(Extracted records):
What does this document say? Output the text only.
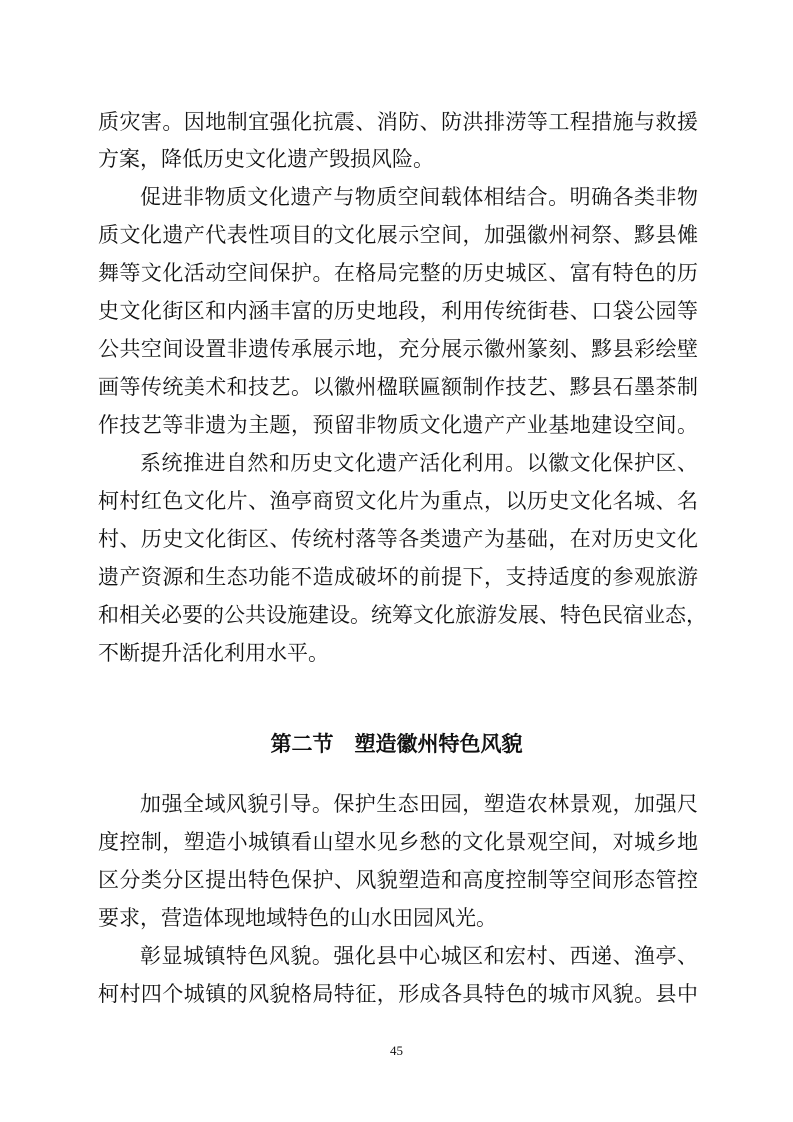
质灾害。因地制宜强化抗震、消防、防洪排涝等工程措施与救援
方案，降低历史文化遗产毁损风险。
促进非物质文化遗产与物质空间载体相结合。明确各类非物
质文化遗产代表性项目的文化展示空间，加强徽州祠祭、黟县傩
舞等文化活动空间保护。在格局完整的历史城区、富有特色的历
史文化街区和内涵丰富的历史地段，利用传统街巷、口袋公园等
公共空间设置非遗传承展示地，充分展示徽州篆刻、黟县彩绘壁
画等传统美术和技艺。以徽州楹联匾额制作技艺、黟县石墨茶制
作技艺等非遗为主题，预留非物质文化遗产产业基地建设空间。
系统推进自然和历史文化遗产活化利用。以徽文化保护区、
柯村红色文化片、渔亭商贸文化片为重点，以历史文化名城、名
村、历史文化街区、传统村落等各类遗产为基础，在对历史文化
遗产资源和生态功能不造成破坏的前提下，支持适度的参观旅游
和相关必要的公共设施建设。统筹文化旅游发展、特色民宿业态，
不断提升活化利用水平。
第二节　塑造徽州特色风貌
加强全域风貌引导。保护生态田园，塑造农林景观，加强尺
度控制，塑造小城镇看山望水见乡愁的文化景观空间，对城乡地
区分类分区提出特色保护、风貌塑造和高度控制等空间形态管控
要求，营造体现地域特色的山水田园风光。
彰显城镇特色风貌。强化县中心城区和宏村、西递、渔亭、
柯村四个城镇的风貌格局特征，形成各具特色的城市风貌。县中
45
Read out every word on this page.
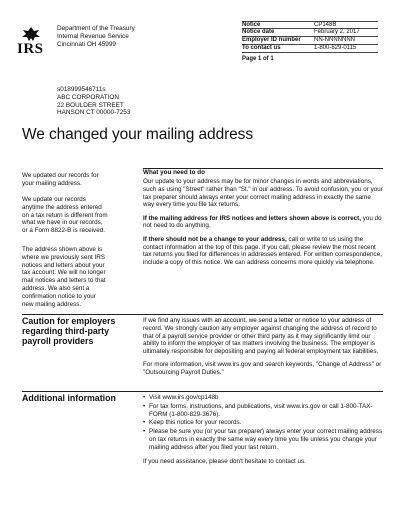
IRS
Department of the Treasury
Internal Revenue Service
Cincinnati OH 45999
Notice	CP148B
Notice date	February 2, 2017
Employer ID number	NN-NNNNNNN
To contact us	1-800-829-0115
Page 1 of 1
s018999546711s
ABC CORPORATION
22 BOULDER STREET
HANSON CT 00000-7253
We changed your mailing address
We updated our records for
your mailing address.
We update our records
anytime the address entered
on a tax return is different from
what we have in our records,
or a Form 8822-B is received.
The address shown above is
where we previously sent IRS
notices and letters about your
tax account. We will no longer
mail notices and letters to that
address. We also sent a
confirmation notice to your
new mailing address.
What you need to do

Our update to your address may be for minor changes in words and abbreviations, such as using "Street" rather than "St." in our address. To avoid confusion, you or your tax preparer should always enter your correct mailing address in exactly the same way every time you file tax returns.

If the mailing address for IRS notices and letters shown above is correct, you do not need to do anything.

If there should not be a change to your address, call or write to us using the contact information at the top of this page. If you call, please review the most recent tax returns you filed for differences in addresses entered. For written correspondence, include a copy of this notice. We can address concerns more quickly via telephone.

Caution for employers regarding third-party payroll providers

If we find any issues with an account, we send a letter or notice to your address of record. We strongly caution any employer against changing the address of record to that of a payroll service provider or other third party as it may significantly limit our ability to inform the employer of tax matters involving the business. The employer is ultimately responsible for depositing and paying all federal employment tax liabilities.

For more information, visit www.irs.gov and search keywords, "Change of Address" or "Outsourcing Payroll Duties."

Additional information
•	Visit www.irs.gov/cp148b
• For tax forms, instructions, and publications, visit www.irs.gov or call 1-800-TAX-FORM (1-800-829-3676).
• Keep this notice for your records.
• Please be sure you (or your tax preparer) always enter your correct mailing address on tax returns in exactly the same way every time you file unless you change your mailing address after you filed your last return.

If you need assistance, please don't hesitate to contact us.
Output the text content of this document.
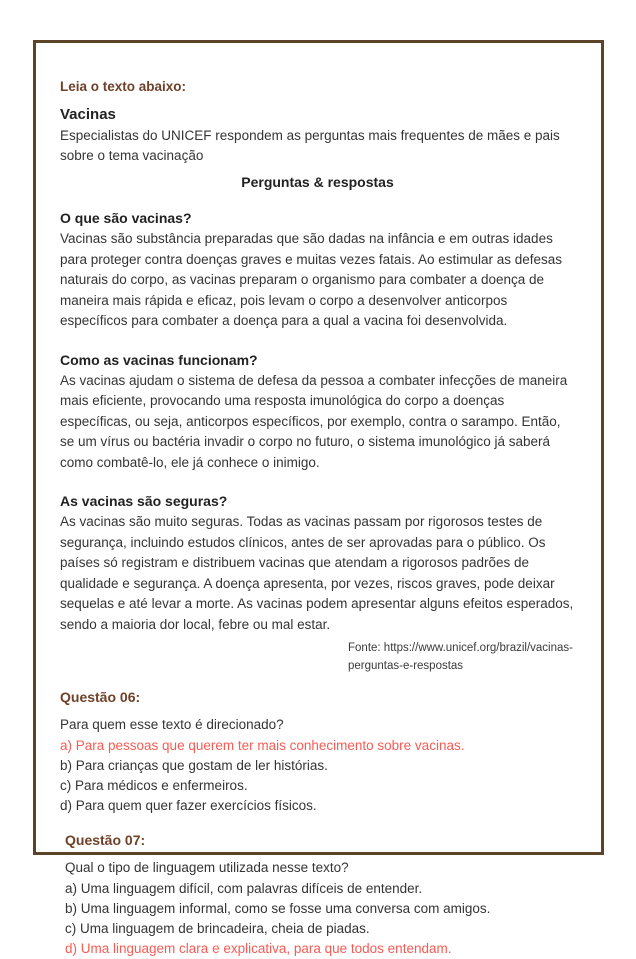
Leia o texto abaixo:
Vacinas
Especialistas do UNICEF respondem as perguntas mais frequentes de mães e pais sobre o tema vacinação
Perguntas & respostas
O que são vacinas?

Vacinas são substância preparadas que são dadas na infância e em outras idades para proteger contra doenças graves e muitas vezes fatais. Ao estimular as defesas naturais do corpo, as vacinas preparam o organismo para combater a doença de maneira mais rápida e eficaz, pois levam o corpo a desenvolver anticorpos específicos para combater a doença para a qual a vacina foi desenvolvida.

Como as vacinas funcionam?

As vacinas ajudam o sistema de defesa da pessoa a combater infecções de maneira mais eficiente, provocando uma resposta imunológica do corpo a doenças específicas, ou seja, anticorpos específicos, por exemplo, contra o sarampo. Então, se um vírus ou bactéria invadir o corpo no futuro, o sistema imunológico já saberá como combatê-lo, ele já conhece o inimigo.

As vacinas são seguras?

As vacinas são muito seguras. Todas as vacinas passam por rigorosos testes de segurança, incluindo estudos clínicos, antes de ser aprovadas para o público. Os países só registram e distribuem vacinas que atendam a rigorosos padrões de qualidade e segurança. A doença apresenta, por vezes, riscos graves, pode deixar sequelas e até levar a morte. As vacinas podem apresentar alguns efeitos esperados, sendo a maioria dor local, febre ou mal estar.

Fonte: https://www.unicef.org/brazil/vacinas-
perguntas-e-respostas
Questão 06:
Para quem esse texto é direcionado?
a) Para pessoas que querem ter mais conhecimento sobre vacinas.
b) Para crianças que gostam de ler histórias.
c) Para médicos e enfermeiros.
d) Para quem quer fazer exercícios físicos.
Questão 07:
Qual o tipo de linguagem utilizada nesse texto?
a) Uma linguagem difícil, com palavras difíceis de entender.
b) Uma linguagem informal, como se fosse uma conversa com amigos.
c) Uma linguagem de brincadeira, cheia de piadas.
d) Uma linguagem clara e explicativa, para que todos entendam.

(Your task): Tally the lines that hold the string "letters" and state the total, nothing more.

(Task output): 3